◆ DIRECTION:
Which lines contain the word "color"? Return each of them as written.
== TASK DATA ==
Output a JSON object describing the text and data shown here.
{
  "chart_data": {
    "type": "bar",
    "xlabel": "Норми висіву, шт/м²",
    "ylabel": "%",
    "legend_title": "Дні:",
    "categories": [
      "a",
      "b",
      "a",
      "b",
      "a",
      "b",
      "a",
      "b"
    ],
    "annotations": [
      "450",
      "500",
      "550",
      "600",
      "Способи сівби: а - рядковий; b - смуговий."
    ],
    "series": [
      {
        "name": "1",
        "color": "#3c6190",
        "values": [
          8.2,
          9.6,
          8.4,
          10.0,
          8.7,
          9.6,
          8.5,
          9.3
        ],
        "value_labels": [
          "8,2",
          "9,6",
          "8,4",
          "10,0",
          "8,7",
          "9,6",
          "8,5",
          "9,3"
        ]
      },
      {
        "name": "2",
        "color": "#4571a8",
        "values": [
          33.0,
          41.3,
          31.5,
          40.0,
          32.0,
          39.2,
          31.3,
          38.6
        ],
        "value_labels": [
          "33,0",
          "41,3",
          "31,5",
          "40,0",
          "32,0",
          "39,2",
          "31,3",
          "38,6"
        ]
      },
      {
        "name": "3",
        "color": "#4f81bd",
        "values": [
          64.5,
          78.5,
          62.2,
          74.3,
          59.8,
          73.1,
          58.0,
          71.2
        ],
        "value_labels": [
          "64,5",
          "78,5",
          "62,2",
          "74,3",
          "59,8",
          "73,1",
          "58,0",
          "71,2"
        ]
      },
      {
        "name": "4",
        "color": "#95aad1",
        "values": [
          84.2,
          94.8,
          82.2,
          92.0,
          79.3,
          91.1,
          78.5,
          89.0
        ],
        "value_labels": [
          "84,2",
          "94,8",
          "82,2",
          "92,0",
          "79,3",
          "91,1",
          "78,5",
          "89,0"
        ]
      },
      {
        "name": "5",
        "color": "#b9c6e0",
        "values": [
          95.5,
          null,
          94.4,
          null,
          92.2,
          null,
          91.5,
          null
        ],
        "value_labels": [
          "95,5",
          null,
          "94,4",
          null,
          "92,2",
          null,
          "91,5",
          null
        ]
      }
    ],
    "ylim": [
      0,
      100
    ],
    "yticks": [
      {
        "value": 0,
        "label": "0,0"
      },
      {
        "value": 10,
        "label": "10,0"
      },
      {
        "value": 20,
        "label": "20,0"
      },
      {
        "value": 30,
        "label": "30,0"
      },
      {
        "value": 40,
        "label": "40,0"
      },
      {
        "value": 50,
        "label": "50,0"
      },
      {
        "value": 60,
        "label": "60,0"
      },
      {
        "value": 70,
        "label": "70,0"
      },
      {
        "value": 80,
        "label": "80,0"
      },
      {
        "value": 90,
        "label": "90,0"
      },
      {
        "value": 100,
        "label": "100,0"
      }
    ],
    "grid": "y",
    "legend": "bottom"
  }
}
===
◆ WRITTEN RESPONSE:
        "color": "#3c6190",
        "color": "#4571a8",
        "color": "#4f81bd",
        "color": "#95aad1",
        "color": "#b9c6e0",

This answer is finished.